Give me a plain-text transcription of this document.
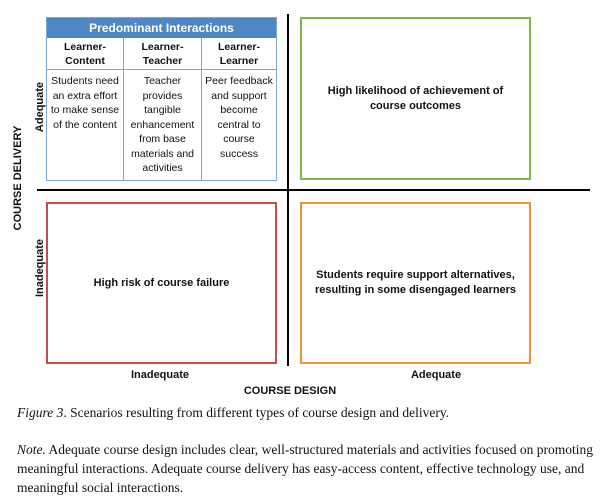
Predominant Interactions
Learner-
Content
Students need
an extra effort
to make sense
of the content
Learner-
Teacher
Teacher
provides
tangible
enhancement
from base
materials and
activities
Learner-
Learner
Peer feedback
and support
become
central to
course
success
High likelihood of achievement of
course outcomes
High risk of course failure
Students require support alternatives,
resulting in some disengaged learners
COURSE DELIVERY
Adequate
Inadequate
Inadequate	Adequate
COURSE DESIGN
Figure 3. Scenarios resulting from different types of course design and delivery.
Note. Adequate course design includes clear, well-structured materials and activities focused on promoting meaningful interactions. Adequate course delivery has easy-access content, effective technology use, and meaningful social interactions.
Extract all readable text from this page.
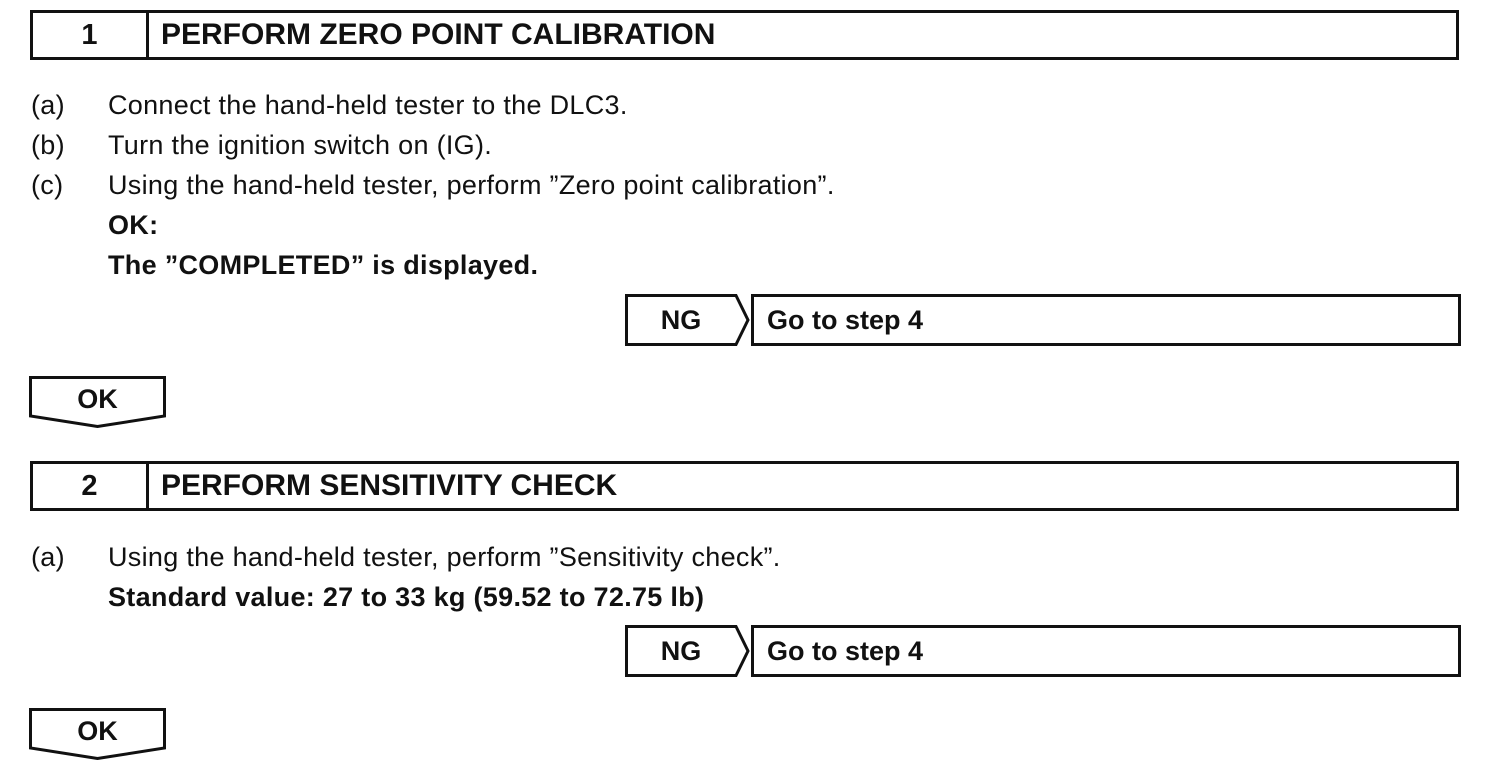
1	PERFORM ZERO POINT CALIBRATION
(a) Connect the hand-held tester to the DLC3.
(b) Turn the ignition switch on (IG).
(c) Using the hand-held tester, perform ”Zero point calibration”.
OK:
The ”COMPLETED” is displayed.
NG	Go to step 4
OK
2	PERFORM SENSITIVITY CHECK
(a) Using the hand-held tester, perform ”Sensitivity check”.
Standard value: 27 to 33 kg (59.52 to 72.75 lb)
NG	Go to step 4
OK
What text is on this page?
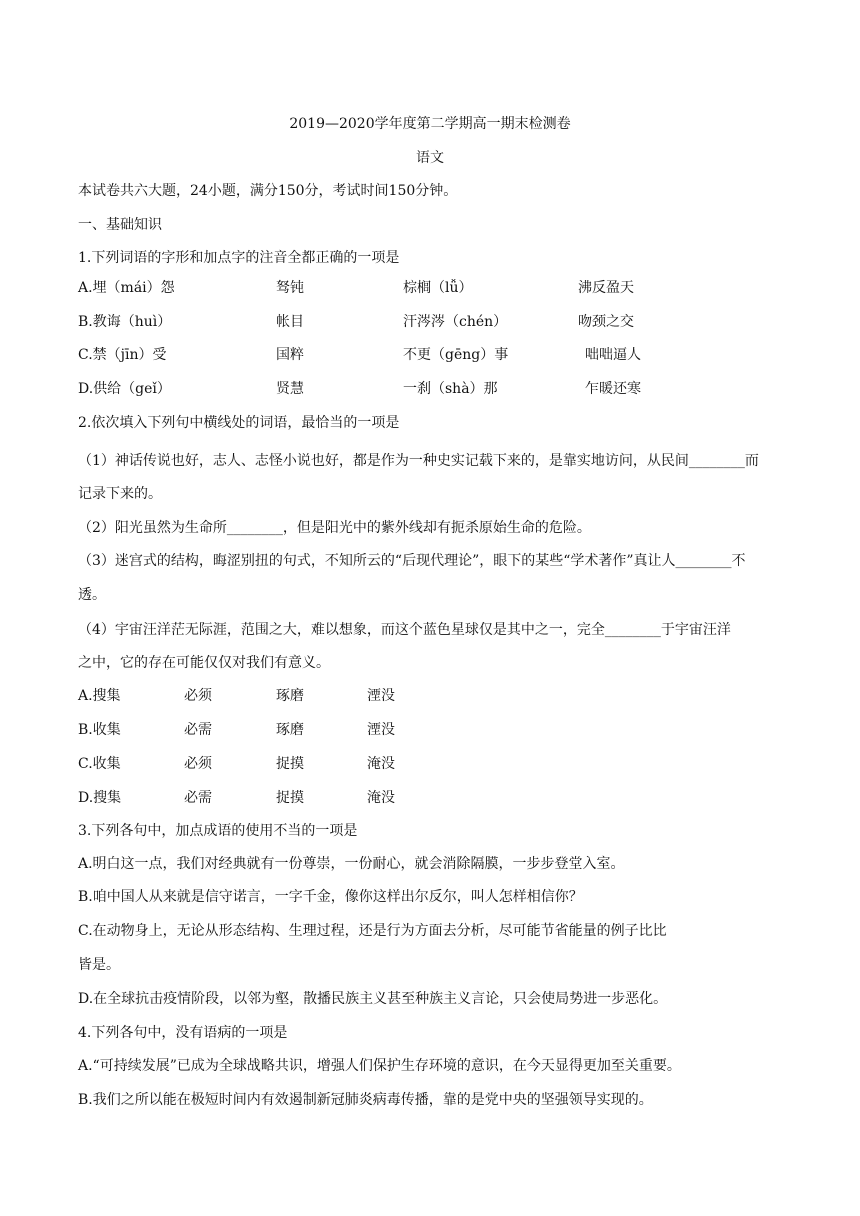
2019—2020学年度第二学期高一期末检测卷
语文
本试卷共六大题，24小题，满分150分，考试时间150分钟。
一、基础知识
1.下列词语的字形和加点字的注音全都正确的一项是
A.埋（mái）怨	驽钝	棕榈（lǚ）	沸反盈天
B.教诲（huì）	帐目	汗涔涔（chén）	吻颈之交
C.禁（jīn）受	国粹	不更（gēng）事	咄咄逼人
D.供给（geǐ）	贤慧	一刹（shà）那	乍暖还寒
2.依次填入下列句中横线处的词语，最恰当的一项是
（1）神话传说也好，志人、志怪小说也好，都是作为一种史实记载下来的，是靠实地访问，从民间________而
记录下来的。
（2）阳光虽然为生命所________，但是阳光中的紫外线却有扼杀原始生命的危险。
（3）迷宫式的结构，晦涩别扭的句式，不知所云的“后现代理论”，眼下的某些“学术著作”真让人________不
透。
（4）宇宙汪洋茫无际涯，范围之大，难以想象，而这个蓝色星球仅是其中之一，完全________于宇宙汪洋
之中，它的存在可能仅仅对我们有意义。
A.搜集	必须	琢磨	湮没
B.收集	必需	琢磨	湮没
C.收集	必须	捉摸	淹没
D.搜集	必需	捉摸	淹没
3.下列各句中，加点成语的使用不当的一项是
A.明白这一点，我们对经典就有一份尊崇，一份耐心，就会消除隔膜，一步步登堂入室。
B.咱中国人从来就是信守诺言，一字千金，像你这样出尔反尔，叫人怎样相信你？
C.在动物身上，无论从形态结构、生理过程，还是行为方面去分析，尽可能节省能量的例子比比
皆是。
D.在全球抗击疫情阶段，以邻为壑，散播民族主义甚至种族主义言论，只会使局势进一步恶化。
4.下列各句中，没有语病的一项是
A.“可持续发展”已成为全球战略共识，增强人们保护生存环境的意识，在今天显得更加至关重要。
B.我们之所以能在极短时间内有效遏制新冠肺炎病毒传播，靠的是党中央的坚强领导实现的。
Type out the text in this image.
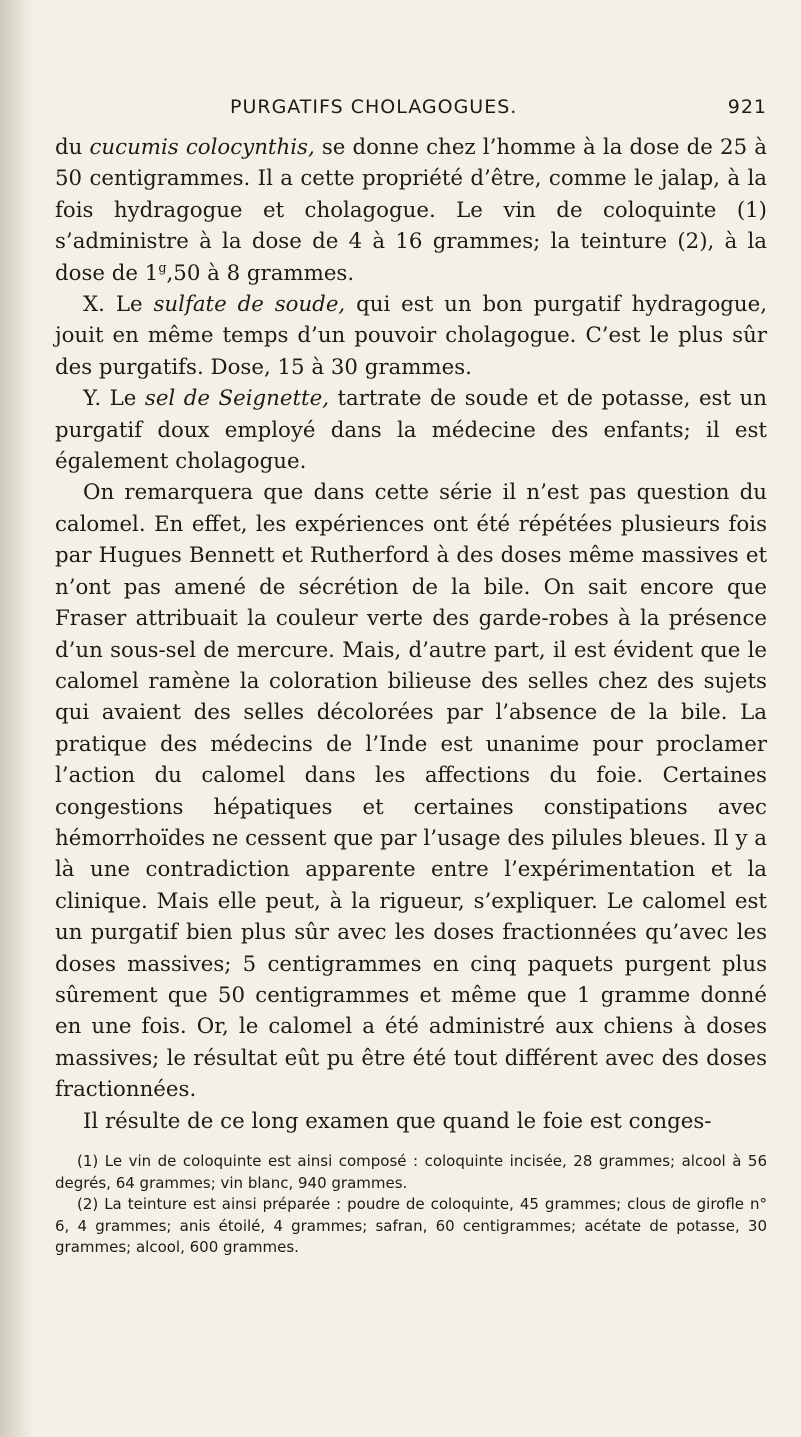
PURGATIFS CHOLAGOGUES.	921

du cucumis colocynthis, se donne chez l’homme à la dose de 25 à 50 centigrammes. Il a cette propriété d’être, comme le jalap, à la fois hydragogue et cholagogue. Le vin de coloquinte (1) s’administre à la dose de 4 à 16 grammes; la teinture (2), à la dose de 1$^g$,50 à 8 grammes.

X. Le sulfate de soude, qui est un bon purgatif hydragogue, jouit en même temps d’un pouvoir cholagogue. C’est le plus sûr des purgatifs. Dose, 15 à 30 grammes.

Y. Le sel de Seignette, tartrate de soude et de potasse, est un purgatif doux employé dans la médecine des enfants; il est également cholagogue.

On remarquera que dans cette série il n’est pas question du calomel. En effet, les expériences ont été répétées plusieurs fois par Hugues Bennett et Rutherford à des doses même massives et n’ont pas amené de sécrétion de la bile. On sait encore que Fraser attribuait la couleur verte des garde-robes à la présence d’un sous-sel de mercure. Mais, d’autre part, il est évident que le calomel ramène la coloration bilieuse des selles chez des sujets qui avaient des selles décolorées par l’absence de la bile. La pratique des médecins de l’Inde est unanime pour proclamer l’action du calomel dans les affections du foie. Certaines congestions hépatiques et certaines constipations avec hémorrhoïdes ne cessent que par l’usage des pilules bleues. Il y a là une contradiction apparente entre l’expérimentation et la clinique. Mais elle peut, à la rigueur, s’expliquer. Le calomel est un purgatif bien plus sûr avec les doses fractionnées qu’avec les doses massives; 5 centigrammes en cinq paquets purgent plus sûrement que 50 centigrammes et même que 1 gramme donné en une fois. Or, le calomel a été administré aux chiens à doses massives; le résultat eût pu être été tout différent avec des doses fractionnées.

Il résulte de ce long examen que quand le foie est conges-

(1) Le vin de coloquinte est ainsi composé : coloquinte incisée, 28 grammes; alcool à 56 degrés, 64 grammes; vin blanc, 940 grammes.

(2) La teinture est ainsi préparée : poudre de coloquinte, 45 grammes; clous de girofle n° 6, 4 grammes; anis étoilé, 4 grammes; safran, 60 centigrammes; acétate de potasse, 30 grammes; alcool, 600 grammes.
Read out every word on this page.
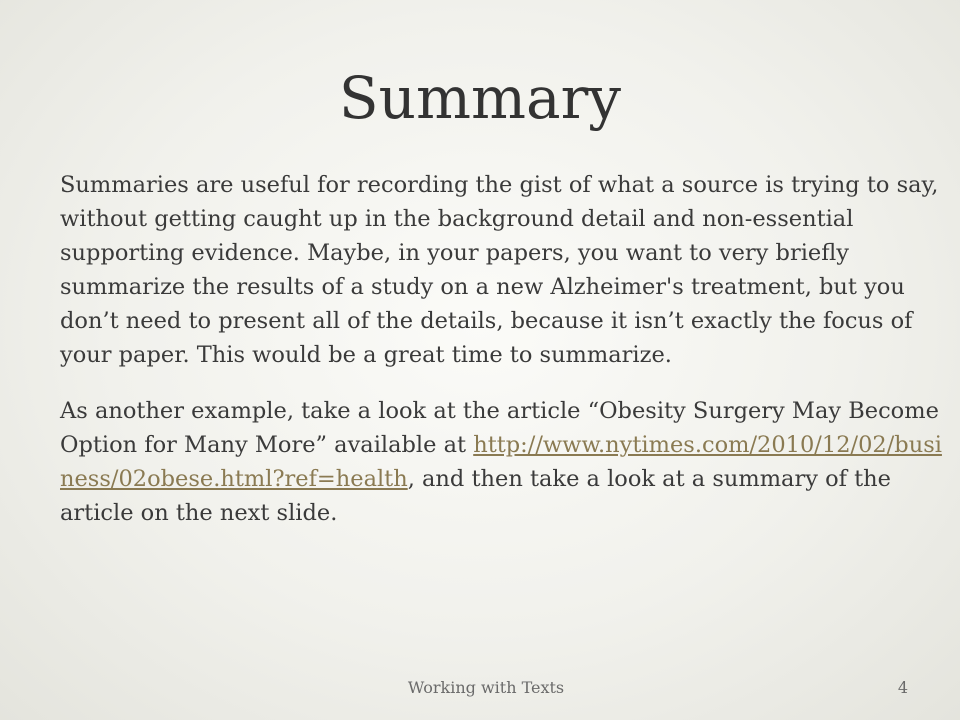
Summary

Summaries are useful for recording the gist of what a source is trying to say, without getting caught up in the background detail and non-essential supporting evidence. Maybe, in your papers, you want to very briefly summarize the results of a study on a new Alzheimer's treatment, but you don’t need to present all of the details, because it isn’t exactly the focus of your paper. This would be a great time to summarize.

As another example, take a look at the article “Obesity Surgery May Become Option for Many More” available at http://www.nytimes.com/2010/12/02/business/02obese.html?ref=health, and then take a look at a summary of the article on the next slide.

Working with Texts	4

************

▸ **Request**:
Return the lines of the records that include the string "alcool".

▸ **Final answer**:
(1) Le vin de coloquinte est ainsi composé : coloquinte incisée, 28 grammes; alcool à 56 degrés, 64 grammes; vin blanc, 940 grammes.
(2) La teinture est ainsi préparée : poudre de coloquinte, 45 grammes; clous de girofle n° 6, 4 grammes; anis étoilé, 4 grammes; safran, 60 centigrammes; acétate de potasse, 30 grammes; alcool, 600 grammes.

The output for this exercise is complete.